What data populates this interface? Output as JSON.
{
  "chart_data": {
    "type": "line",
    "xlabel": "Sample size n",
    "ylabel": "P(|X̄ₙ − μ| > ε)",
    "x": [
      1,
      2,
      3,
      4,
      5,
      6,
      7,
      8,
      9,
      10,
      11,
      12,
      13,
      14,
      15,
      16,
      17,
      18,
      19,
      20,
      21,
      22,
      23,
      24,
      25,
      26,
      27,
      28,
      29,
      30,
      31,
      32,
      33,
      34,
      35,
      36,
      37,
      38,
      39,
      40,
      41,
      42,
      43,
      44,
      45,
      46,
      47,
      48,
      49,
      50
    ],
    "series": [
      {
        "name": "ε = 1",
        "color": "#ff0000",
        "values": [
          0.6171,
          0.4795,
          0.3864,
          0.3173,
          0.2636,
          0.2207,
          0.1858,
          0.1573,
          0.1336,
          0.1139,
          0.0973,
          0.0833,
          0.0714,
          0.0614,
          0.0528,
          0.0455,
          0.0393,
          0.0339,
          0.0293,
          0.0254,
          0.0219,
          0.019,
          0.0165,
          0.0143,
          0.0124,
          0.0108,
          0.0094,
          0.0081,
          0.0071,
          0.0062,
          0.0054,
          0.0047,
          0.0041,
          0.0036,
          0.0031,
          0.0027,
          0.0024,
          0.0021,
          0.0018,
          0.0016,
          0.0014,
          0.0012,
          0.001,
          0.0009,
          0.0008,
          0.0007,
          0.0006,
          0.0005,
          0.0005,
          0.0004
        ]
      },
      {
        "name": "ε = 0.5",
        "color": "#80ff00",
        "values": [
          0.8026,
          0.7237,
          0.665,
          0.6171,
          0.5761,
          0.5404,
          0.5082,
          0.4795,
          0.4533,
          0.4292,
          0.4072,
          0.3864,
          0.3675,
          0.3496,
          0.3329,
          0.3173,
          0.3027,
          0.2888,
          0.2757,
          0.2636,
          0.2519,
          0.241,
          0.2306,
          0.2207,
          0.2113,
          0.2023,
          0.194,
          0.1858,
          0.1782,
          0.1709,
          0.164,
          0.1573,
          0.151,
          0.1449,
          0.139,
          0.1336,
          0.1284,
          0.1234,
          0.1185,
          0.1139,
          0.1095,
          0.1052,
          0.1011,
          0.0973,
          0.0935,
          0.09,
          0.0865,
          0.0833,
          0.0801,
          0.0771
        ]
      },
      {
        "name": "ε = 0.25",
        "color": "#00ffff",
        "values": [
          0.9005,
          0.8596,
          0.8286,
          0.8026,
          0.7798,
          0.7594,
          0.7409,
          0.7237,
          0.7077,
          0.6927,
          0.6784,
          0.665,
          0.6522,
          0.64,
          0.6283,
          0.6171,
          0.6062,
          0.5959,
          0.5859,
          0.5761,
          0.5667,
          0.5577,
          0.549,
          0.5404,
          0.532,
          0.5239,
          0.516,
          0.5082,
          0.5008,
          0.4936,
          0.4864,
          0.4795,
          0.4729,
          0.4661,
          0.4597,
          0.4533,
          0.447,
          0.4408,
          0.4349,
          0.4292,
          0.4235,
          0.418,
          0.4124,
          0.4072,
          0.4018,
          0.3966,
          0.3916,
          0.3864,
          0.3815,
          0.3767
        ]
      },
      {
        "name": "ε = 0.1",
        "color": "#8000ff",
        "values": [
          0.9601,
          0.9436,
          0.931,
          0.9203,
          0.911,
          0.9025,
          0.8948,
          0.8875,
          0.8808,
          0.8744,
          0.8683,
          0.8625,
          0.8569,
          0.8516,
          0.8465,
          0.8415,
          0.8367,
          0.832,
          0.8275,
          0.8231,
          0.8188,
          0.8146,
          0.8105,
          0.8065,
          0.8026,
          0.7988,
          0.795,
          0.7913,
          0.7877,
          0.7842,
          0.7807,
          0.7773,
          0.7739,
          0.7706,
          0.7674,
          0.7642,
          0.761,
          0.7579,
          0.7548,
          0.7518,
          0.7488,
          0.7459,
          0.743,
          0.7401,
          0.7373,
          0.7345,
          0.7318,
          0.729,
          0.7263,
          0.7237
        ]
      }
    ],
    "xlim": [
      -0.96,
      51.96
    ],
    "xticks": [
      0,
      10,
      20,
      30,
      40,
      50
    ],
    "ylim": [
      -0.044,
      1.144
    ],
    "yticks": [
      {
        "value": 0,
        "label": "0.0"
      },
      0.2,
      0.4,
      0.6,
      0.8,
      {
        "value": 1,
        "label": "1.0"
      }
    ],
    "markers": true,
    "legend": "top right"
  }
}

* * *

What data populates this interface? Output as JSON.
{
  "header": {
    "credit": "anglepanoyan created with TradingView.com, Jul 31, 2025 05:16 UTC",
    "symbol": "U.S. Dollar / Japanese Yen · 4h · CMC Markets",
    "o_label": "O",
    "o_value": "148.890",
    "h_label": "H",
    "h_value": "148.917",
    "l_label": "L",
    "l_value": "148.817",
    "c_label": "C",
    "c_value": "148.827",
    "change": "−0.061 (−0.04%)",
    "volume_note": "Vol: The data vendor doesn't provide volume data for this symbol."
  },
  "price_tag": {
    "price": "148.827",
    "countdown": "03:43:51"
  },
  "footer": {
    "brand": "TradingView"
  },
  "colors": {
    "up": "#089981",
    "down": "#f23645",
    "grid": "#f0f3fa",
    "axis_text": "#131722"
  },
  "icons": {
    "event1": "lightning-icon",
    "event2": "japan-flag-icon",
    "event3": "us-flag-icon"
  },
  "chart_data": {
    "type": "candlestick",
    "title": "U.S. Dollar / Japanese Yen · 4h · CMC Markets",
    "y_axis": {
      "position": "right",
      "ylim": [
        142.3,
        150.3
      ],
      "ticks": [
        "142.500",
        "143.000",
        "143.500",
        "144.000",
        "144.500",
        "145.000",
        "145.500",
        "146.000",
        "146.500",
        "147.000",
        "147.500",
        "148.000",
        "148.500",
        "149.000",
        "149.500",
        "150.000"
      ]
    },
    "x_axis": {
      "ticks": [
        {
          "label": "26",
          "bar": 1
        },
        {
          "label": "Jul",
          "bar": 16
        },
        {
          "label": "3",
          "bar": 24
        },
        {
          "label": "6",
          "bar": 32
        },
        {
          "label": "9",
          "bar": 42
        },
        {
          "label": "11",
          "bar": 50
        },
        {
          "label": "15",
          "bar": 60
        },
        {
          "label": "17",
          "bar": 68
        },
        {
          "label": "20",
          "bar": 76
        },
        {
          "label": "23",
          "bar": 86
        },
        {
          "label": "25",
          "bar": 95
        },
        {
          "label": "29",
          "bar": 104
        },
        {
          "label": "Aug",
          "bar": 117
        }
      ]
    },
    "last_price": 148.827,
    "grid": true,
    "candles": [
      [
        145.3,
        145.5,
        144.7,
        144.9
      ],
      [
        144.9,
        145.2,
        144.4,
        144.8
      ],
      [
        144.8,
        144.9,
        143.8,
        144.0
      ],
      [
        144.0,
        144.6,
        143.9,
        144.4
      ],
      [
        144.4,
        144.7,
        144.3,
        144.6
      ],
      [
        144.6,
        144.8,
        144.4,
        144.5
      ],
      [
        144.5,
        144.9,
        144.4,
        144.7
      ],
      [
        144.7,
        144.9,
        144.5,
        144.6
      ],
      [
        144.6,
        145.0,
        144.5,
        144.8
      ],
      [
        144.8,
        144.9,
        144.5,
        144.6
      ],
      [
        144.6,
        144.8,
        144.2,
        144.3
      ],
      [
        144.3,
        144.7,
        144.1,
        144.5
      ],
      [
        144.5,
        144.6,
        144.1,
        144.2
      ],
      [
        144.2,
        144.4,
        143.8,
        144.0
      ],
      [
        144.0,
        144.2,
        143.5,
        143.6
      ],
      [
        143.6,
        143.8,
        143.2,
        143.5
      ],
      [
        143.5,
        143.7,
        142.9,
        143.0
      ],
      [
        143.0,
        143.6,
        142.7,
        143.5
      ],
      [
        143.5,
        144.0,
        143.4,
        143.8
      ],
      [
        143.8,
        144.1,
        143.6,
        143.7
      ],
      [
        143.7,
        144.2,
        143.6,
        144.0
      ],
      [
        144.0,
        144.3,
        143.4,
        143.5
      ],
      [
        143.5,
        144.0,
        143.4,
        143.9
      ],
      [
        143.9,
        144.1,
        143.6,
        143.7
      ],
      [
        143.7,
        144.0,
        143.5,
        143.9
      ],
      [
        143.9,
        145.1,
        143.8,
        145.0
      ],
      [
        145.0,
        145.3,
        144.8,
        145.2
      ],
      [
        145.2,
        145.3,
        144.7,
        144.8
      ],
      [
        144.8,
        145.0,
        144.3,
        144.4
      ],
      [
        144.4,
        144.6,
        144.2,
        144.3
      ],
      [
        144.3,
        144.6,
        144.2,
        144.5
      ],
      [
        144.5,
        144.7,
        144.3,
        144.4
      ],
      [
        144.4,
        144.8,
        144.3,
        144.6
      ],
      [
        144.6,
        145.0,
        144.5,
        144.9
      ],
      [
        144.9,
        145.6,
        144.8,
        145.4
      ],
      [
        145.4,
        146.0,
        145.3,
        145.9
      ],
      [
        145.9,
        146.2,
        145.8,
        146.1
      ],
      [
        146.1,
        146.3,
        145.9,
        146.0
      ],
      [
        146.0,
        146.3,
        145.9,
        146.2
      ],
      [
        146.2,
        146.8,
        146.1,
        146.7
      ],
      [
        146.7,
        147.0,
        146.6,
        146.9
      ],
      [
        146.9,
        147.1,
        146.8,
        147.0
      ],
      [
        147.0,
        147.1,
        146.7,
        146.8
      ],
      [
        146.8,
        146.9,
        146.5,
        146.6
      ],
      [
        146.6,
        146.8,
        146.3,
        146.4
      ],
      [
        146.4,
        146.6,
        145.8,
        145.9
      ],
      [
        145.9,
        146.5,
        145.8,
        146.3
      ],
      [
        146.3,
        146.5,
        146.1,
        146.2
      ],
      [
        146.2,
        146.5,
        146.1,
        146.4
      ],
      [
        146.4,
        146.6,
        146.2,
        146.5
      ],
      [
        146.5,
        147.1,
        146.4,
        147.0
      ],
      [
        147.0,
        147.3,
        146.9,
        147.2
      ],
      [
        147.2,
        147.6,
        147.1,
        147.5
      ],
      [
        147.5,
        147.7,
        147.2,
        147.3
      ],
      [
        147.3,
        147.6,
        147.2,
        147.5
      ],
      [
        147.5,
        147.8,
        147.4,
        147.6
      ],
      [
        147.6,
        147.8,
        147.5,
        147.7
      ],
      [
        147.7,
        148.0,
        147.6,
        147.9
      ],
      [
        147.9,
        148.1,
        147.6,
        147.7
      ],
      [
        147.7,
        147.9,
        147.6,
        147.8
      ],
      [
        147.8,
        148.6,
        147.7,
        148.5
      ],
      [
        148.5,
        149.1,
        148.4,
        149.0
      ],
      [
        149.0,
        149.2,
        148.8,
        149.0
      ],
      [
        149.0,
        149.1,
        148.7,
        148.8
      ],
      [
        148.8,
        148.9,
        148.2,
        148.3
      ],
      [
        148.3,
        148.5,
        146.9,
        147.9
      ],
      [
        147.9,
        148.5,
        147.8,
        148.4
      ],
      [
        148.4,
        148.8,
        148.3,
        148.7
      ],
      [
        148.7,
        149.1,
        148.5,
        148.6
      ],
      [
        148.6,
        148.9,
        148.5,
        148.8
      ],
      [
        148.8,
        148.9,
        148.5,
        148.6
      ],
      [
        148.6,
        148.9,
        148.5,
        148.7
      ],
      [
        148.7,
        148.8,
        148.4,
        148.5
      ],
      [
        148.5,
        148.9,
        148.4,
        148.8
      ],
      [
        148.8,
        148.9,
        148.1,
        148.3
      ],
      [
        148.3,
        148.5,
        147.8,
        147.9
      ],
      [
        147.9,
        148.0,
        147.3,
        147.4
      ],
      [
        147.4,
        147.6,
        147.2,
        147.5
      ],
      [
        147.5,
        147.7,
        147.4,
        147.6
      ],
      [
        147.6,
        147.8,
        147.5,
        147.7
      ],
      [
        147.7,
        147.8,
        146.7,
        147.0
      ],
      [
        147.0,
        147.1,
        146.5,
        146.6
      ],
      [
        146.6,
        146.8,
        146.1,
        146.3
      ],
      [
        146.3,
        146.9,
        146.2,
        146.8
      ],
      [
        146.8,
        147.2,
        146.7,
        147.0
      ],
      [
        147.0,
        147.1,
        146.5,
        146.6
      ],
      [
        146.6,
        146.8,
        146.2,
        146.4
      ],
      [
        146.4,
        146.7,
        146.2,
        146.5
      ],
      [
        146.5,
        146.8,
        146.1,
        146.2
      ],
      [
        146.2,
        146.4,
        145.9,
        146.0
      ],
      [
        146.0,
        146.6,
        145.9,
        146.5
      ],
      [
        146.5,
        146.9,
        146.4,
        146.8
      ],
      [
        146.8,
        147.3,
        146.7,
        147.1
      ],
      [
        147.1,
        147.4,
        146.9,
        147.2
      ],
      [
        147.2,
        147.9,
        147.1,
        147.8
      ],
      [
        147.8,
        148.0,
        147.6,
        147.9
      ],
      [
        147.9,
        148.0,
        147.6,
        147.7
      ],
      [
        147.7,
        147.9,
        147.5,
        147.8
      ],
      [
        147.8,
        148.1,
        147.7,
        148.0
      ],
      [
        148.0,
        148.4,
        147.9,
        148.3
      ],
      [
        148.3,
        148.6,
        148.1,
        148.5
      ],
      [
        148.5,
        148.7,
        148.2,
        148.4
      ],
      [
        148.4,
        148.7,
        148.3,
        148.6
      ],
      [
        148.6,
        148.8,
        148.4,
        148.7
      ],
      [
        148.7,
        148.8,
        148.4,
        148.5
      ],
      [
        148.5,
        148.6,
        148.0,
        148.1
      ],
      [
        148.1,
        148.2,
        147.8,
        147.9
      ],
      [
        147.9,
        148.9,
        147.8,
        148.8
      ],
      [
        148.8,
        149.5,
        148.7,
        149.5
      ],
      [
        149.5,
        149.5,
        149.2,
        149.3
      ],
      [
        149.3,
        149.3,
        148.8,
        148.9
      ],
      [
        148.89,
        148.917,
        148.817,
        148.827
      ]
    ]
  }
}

* * *

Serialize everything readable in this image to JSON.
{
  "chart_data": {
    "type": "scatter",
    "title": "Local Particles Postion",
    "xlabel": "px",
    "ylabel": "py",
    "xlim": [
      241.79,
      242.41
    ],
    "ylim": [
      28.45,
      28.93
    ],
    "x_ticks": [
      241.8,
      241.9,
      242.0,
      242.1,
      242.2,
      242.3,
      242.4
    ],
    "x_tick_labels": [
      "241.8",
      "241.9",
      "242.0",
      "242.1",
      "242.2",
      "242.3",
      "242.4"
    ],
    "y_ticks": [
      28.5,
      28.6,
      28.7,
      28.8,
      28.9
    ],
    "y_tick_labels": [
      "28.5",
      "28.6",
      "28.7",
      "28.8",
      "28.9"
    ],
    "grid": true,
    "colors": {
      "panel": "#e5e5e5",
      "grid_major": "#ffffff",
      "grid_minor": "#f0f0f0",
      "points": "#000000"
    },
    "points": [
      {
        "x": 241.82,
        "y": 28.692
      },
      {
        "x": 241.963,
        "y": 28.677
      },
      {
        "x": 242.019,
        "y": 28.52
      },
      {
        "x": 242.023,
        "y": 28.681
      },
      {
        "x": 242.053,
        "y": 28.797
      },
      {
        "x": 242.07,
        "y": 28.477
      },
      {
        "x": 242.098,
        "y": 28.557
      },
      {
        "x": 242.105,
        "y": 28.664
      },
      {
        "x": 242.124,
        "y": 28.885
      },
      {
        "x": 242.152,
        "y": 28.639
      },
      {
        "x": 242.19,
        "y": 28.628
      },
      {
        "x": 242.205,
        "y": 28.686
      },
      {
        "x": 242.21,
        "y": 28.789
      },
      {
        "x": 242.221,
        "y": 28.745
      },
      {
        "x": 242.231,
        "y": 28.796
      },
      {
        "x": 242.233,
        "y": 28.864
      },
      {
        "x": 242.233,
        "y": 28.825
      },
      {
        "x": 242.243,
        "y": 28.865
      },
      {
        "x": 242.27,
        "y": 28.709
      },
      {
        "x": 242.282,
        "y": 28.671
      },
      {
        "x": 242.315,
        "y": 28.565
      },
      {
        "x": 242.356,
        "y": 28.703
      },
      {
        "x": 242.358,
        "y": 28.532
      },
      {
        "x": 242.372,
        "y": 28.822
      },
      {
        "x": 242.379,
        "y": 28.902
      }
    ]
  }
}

**Short task:** Filter for "symbol". Return all lines that hold it.

**The solution:**
    "symbol": "U.S. Dollar / Japanese Yen · 4h · CMC Markets",
    "volume_note": "Vol: The data vendor doesn't provide volume data for this symbol."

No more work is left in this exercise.